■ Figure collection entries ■
((

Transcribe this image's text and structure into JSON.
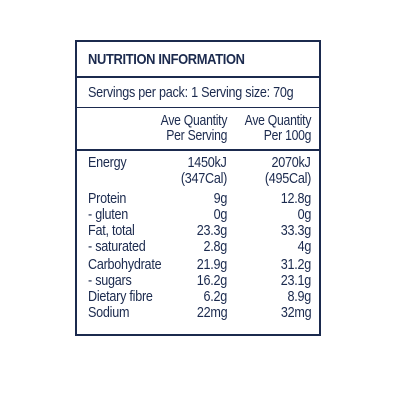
{
  "panel": {
    "title": "NUTRITION INFORMATION",
    "serving_info": "Servings per pack: 1 Serving size: 70g",
    "columns": [
      {
        "line1": "Ave Quantity",
        "line2": "Per Serving"
      },
      {
        "line1": "Ave Quantity",
        "line2": "Per 100g"
      }
    ],
    "rows": [
      {
        "name": "Energy",
        "per_serving": "1450kJ",
        "per_100g": "2070kJ"
      },
      {
        "name": "",
        "per_serving": "(347Cal)",
        "per_100g": "(495Cal)"
      },
      {
        "name": "Protein",
        "per_serving": "9g",
        "per_100g": "12.8g"
      },
      {
        "name": " - gluten",
        "per_serving": "0g",
        "per_100g": "0g"
      },
      {
        "name": "Fat, total",
        "per_serving": "23.3g",
        "per_100g": "33.3g"
      },
      {
        "name": " - saturated",
        "per_serving": "2.8g",
        "per_100g": "4g"
      },
      {
        "name": "Carbohydrate",
        "per_serving": "21.9g",
        "per_100g": "31.2g"
      },
      {
        "name": " - sugars",
        "per_serving": "16.2g",
        "per_100g": "23.1g"
      },
      {
        "name": "Dietary fibre",
        "per_serving": "6.2g",
        "per_100g": "8.9g"
      },
      {
        "name": "Sodium",
        "per_serving": "22mg",
        "per_100g": "32mg"
      }
    ],
    "border_color": "#1b2a4e",
    "text_color": "#1b2a4e"
  }
}
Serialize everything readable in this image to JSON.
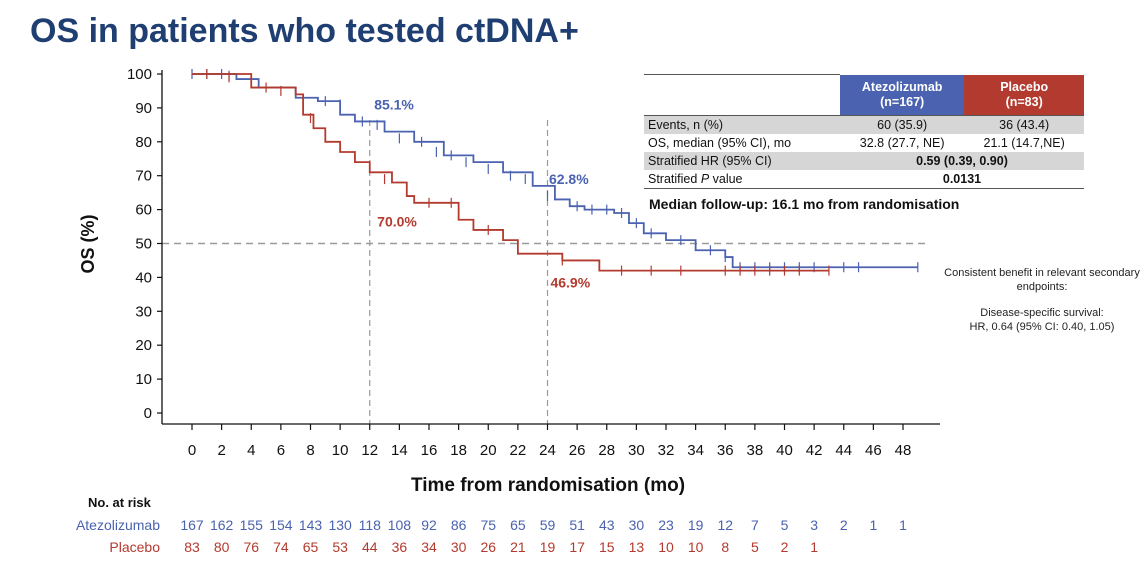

))

■ Work task ■
Your job is to copy out every line from the records above that has the word "this".

■ Completed exercise ■
Transcribe this image's text and structure into JSON.
Serialize everything readable in this image to JSON.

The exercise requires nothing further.